◆ **Objective**
In how many lines of the data does the word "parts" appear? Give the number by itself.

★ ★ ★ ★ ★

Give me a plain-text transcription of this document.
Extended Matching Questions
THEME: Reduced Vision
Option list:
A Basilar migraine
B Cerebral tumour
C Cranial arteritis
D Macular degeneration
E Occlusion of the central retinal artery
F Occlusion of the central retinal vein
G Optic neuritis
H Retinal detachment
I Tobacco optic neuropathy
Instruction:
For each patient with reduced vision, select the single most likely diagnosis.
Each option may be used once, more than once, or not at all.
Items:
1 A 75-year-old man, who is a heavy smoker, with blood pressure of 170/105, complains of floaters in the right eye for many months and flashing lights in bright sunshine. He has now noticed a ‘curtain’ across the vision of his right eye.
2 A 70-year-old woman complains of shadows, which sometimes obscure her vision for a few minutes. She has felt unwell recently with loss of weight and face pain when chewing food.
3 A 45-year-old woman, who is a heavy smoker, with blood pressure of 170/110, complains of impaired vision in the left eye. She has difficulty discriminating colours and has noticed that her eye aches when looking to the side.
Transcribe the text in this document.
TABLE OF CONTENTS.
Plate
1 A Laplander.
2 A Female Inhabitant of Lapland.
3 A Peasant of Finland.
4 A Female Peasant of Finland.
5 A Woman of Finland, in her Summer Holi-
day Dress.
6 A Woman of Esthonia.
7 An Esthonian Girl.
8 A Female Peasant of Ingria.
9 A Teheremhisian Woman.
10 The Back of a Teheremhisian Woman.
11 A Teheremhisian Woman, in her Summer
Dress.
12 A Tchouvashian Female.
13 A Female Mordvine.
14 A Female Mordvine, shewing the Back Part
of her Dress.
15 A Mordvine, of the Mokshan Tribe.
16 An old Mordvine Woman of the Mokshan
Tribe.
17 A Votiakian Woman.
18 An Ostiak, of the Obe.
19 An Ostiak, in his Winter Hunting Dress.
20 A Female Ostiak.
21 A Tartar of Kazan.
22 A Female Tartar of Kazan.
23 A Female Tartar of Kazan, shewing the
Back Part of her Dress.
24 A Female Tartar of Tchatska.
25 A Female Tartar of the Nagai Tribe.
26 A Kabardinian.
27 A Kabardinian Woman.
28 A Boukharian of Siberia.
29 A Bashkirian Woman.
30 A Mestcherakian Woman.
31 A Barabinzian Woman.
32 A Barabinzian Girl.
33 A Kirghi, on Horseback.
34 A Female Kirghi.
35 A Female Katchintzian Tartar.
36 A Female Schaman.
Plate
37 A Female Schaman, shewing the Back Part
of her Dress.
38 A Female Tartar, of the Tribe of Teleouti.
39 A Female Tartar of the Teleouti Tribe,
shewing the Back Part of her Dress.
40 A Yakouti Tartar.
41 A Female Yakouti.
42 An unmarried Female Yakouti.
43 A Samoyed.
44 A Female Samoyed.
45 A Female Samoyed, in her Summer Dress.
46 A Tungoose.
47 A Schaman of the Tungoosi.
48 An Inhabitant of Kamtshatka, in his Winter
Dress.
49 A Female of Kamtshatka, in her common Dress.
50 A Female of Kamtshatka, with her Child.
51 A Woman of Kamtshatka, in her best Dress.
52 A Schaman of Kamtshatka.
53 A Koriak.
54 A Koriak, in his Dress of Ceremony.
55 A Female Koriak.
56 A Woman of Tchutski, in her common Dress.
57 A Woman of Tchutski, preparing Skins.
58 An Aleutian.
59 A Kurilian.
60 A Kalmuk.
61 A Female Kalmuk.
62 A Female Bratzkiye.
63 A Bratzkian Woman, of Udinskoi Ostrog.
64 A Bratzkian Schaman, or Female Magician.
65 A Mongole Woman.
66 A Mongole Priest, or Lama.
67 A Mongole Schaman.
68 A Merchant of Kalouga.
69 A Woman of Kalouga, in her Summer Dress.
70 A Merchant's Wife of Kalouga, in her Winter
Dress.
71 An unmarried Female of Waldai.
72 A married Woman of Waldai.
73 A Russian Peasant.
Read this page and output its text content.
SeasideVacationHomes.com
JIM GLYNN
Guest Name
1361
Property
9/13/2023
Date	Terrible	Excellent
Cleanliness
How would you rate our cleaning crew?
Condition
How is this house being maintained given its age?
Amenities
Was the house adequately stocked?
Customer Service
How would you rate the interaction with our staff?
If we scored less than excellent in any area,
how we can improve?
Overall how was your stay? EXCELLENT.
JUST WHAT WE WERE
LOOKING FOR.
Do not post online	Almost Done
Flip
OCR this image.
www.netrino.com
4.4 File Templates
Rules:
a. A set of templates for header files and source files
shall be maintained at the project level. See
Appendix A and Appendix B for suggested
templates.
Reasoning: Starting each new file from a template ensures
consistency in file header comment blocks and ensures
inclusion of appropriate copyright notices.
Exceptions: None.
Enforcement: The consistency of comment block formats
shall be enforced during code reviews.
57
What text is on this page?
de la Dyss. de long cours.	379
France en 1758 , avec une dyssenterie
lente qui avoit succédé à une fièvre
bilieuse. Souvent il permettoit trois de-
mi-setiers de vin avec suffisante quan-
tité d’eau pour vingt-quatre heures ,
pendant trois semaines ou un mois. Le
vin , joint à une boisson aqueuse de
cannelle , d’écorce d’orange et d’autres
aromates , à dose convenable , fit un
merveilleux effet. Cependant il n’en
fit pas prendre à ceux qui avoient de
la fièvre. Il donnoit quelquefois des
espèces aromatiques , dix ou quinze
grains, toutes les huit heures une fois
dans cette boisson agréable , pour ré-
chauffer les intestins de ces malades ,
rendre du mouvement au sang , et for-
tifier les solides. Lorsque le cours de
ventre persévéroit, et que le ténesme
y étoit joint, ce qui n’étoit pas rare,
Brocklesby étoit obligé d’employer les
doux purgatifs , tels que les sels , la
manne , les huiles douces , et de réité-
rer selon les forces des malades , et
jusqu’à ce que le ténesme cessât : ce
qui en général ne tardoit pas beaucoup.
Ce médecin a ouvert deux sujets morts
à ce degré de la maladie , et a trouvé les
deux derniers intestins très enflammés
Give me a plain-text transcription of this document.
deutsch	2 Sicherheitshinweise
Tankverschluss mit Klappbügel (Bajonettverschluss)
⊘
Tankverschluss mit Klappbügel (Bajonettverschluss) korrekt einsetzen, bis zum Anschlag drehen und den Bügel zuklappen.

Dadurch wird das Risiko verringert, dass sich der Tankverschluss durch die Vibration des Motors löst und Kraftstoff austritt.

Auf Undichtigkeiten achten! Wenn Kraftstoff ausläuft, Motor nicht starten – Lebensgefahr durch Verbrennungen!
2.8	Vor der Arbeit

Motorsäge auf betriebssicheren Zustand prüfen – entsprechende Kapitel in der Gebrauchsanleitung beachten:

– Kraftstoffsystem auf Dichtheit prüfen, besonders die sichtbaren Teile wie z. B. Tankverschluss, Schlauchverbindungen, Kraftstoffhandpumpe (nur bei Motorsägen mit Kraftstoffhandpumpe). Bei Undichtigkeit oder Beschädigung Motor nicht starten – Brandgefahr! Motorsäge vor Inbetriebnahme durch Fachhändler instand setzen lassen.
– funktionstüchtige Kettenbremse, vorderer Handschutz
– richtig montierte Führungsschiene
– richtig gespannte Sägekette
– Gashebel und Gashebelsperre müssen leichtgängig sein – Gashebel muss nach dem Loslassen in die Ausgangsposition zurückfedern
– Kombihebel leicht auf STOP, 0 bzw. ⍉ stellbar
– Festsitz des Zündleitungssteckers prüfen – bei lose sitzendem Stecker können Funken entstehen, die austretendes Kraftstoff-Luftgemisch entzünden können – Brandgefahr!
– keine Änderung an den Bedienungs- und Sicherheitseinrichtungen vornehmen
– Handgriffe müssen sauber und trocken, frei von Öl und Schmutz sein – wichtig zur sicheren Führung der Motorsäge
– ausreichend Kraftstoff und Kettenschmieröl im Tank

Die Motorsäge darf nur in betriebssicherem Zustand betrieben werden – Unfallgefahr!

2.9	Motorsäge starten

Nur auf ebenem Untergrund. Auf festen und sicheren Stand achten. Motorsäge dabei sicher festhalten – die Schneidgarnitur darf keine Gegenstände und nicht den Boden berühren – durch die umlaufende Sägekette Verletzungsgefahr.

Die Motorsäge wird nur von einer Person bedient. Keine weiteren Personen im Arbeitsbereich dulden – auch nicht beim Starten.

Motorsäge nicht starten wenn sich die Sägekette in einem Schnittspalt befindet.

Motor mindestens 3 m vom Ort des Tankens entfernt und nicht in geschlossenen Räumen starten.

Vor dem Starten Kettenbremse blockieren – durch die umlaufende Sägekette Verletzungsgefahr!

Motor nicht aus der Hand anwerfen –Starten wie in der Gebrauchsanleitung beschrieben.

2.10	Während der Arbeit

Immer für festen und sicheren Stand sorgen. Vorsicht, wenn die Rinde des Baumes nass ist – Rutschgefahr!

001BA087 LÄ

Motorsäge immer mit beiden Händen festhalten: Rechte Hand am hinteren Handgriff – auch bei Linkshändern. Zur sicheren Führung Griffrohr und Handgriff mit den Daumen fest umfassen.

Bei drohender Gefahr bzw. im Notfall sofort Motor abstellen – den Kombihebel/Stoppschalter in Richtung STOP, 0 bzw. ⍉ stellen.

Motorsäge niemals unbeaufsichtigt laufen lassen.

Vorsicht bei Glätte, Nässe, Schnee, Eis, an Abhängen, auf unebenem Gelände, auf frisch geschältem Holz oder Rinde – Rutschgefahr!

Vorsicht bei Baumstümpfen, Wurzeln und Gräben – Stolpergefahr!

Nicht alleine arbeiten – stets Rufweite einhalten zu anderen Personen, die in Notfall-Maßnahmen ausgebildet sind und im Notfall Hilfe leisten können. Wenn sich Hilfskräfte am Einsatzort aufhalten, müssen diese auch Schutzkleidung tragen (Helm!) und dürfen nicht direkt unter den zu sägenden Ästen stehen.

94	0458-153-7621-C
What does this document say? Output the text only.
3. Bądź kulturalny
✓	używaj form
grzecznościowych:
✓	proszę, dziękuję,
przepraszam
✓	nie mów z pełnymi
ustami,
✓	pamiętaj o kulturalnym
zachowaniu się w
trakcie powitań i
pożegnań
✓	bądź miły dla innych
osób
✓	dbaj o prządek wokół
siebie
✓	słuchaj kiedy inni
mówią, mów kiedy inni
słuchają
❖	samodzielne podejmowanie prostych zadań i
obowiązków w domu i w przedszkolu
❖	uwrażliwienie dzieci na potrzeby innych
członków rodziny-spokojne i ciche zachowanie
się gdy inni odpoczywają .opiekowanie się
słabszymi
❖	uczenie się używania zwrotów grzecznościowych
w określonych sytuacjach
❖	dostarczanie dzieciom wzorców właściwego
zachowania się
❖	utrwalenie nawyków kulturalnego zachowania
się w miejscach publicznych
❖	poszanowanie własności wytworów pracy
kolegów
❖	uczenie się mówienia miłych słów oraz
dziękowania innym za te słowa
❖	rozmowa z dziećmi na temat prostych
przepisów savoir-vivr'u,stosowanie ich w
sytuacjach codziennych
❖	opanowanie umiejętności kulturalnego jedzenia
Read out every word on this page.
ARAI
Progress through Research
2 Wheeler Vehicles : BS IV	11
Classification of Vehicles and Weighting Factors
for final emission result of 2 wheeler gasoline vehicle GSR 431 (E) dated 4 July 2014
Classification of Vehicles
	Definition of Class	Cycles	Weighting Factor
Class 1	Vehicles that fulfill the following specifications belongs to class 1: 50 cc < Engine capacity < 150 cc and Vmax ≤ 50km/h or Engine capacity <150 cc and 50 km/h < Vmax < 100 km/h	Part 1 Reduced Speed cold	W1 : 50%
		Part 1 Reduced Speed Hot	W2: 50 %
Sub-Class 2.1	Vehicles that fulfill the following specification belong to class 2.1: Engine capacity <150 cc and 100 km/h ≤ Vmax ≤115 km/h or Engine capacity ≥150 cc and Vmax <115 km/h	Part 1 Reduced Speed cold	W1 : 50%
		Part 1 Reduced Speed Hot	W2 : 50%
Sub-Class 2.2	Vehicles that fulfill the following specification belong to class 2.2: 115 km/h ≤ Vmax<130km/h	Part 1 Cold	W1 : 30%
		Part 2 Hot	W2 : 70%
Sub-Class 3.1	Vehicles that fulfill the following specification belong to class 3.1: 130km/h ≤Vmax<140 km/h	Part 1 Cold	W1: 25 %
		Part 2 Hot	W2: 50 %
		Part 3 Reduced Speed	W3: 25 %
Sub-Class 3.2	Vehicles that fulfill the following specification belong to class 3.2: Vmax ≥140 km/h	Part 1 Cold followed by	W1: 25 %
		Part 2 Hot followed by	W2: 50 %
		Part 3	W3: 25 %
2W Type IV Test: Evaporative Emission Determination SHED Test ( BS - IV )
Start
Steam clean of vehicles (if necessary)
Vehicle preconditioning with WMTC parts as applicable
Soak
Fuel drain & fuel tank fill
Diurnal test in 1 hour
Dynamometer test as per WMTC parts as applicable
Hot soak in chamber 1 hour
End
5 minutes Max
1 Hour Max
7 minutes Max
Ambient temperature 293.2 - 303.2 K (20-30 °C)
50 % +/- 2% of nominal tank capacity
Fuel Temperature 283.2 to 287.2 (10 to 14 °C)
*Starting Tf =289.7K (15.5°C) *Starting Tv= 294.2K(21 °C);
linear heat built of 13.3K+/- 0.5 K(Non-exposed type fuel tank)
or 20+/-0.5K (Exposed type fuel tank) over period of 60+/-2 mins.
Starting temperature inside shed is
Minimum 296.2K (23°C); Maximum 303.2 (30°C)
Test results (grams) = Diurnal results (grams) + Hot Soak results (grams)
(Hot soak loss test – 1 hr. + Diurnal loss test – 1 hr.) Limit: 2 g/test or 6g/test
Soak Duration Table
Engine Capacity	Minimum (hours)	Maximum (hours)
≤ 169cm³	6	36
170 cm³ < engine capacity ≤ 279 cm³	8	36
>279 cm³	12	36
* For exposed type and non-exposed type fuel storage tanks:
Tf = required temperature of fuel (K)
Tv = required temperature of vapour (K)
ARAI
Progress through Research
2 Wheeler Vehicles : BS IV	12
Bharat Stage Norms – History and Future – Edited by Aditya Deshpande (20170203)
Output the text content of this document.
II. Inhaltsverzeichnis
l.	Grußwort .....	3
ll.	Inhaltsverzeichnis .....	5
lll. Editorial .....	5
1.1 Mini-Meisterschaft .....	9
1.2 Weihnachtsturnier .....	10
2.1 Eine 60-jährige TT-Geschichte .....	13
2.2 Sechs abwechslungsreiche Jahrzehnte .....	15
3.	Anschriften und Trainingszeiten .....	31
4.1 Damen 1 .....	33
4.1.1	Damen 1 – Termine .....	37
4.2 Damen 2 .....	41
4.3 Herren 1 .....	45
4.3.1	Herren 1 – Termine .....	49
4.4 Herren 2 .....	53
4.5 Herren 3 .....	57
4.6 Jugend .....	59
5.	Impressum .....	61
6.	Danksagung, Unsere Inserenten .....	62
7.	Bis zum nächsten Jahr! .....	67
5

★ ★ ★ ★ ★

◆ **Correct response**
2